▶ WORK TO DO: Restate each of the lines given below, word for word.

▶ SUPPLIED INFORMATION:

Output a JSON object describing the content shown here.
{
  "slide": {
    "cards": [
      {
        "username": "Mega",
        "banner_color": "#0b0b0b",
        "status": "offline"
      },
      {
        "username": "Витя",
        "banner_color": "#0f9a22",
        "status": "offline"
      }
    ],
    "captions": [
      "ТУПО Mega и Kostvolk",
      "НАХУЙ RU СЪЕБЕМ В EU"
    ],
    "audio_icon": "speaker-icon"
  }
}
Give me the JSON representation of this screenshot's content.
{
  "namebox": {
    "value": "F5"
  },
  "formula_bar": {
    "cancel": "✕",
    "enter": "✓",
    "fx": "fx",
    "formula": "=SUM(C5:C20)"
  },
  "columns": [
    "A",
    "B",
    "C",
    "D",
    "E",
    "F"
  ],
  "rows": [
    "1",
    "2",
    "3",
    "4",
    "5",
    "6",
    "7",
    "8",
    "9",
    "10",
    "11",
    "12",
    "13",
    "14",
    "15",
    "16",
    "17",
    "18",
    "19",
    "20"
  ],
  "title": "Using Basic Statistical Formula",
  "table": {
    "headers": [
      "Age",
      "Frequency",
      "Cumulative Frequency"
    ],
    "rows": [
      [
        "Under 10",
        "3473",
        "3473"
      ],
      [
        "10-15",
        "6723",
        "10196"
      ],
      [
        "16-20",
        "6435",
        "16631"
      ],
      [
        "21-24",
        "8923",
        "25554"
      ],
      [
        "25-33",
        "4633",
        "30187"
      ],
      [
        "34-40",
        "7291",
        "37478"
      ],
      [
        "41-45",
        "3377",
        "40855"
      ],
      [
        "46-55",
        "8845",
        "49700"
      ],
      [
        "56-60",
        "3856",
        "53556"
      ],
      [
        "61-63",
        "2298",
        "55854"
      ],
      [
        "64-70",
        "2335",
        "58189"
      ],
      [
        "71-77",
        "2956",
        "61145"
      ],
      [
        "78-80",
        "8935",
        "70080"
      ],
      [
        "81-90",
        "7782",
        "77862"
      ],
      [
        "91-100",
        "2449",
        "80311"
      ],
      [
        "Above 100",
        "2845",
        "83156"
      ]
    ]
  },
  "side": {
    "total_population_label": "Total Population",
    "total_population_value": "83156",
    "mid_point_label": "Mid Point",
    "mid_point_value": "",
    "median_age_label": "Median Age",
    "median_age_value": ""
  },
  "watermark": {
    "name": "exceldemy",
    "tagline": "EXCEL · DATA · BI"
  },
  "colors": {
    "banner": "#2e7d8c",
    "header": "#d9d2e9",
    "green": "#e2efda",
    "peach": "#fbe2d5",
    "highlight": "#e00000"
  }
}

▶ SOLUTION TO THE EXERCISE:
Output a JSON object describing the content shown here.
{
  "slide": {
    "cards": [
      {
        "username": "Mega",
        "banner_color": "#0b0b0b",
        "status": "offline"
      },
      {
        "username": "Витя",
        "banner_color": "#0f9a22",
        "status": "offline"
      }
    ],
    "captions": [
      "ТУПО Mega и Kostvolk",
      "НАХУЙ RU СЪЕБЕМ В EU"
    ],
    "audio_icon": "speaker-icon"
  }
}
Give me the JSON representation of this screenshot's content.
{
  "namebox": {
    "value": "F5"
  },
  "formula_bar": {
    "cancel": "✕",
    "enter": "✓",
    "fx": "fx",
    "formula": "=SUM(C5:C20)"
  },
  "columns": [
    "A",
    "B",
    "C",
    "D",
    "E",
    "F"
  ],
  "rows": [
    "1",
    "2",
    "3",
    "4",
    "5",
    "6",
    "7",
    "8",
    "9",
    "10",
    "11",
    "12",
    "13",
    "14",
    "15",
    "16",
    "17",
    "18",
    "19",
    "20"
  ],
  "title": "Using Basic Statistical Formula",
  "table": {
    "headers": [
      "Age",
      "Frequency",
      "Cumulative Frequency"
    ],
    "rows": [
      [
        "Under 10",
        "3473",
        "3473"
      ],
      [
        "10-15",
        "6723",
        "10196"
      ],
      [
        "16-20",
        "6435",
        "16631"
      ],
      [
        "21-24",
        "8923",
        "25554"
      ],
      [
        "25-33",
        "4633",
        "30187"
      ],
      [
        "34-40",
        "7291",
        "37478"
      ],
      [
        "41-45",
        "3377",
        "40855"
      ],
      [
        "46-55",
        "8845",
        "49700"
      ],
      [
        "56-60",
        "3856",
        "53556"
      ],
      [
        "61-63",
        "2298",
        "55854"
      ],
      [
        "64-70",
        "2335",
        "58189"
      ],
      [
        "71-77",
        "2956",
        "61145"
      ],
      [
        "78-80",
        "8935",
        "70080"
      ],
      [
        "81-90",
        "7782",
        "77862"
      ],
      [
        "91-100",
        "2449",
        "80311"
      ],
      [
        "Above 100",
        "2845",
        "83156"
      ]
    ]
  },
  "side": {
    "total_population_label": "Total Population",
    "total_population_value": "83156",
    "mid_point_label": "Mid Point",
    "mid_point_value": "",
    "median_age_label": "Median Age",
    "median_age_value": ""
  },
  "watermark": {
    "name": "exceldemy",
    "tagline": "EXCEL · DATA · BI"
  },
  "colors": {
    "banner": "#2e7d8c",
    "header": "#d9d2e9",
    "green": "#e2efda",
    "peach": "#fbe2d5",
    "highlight": "#e00000"
  }
}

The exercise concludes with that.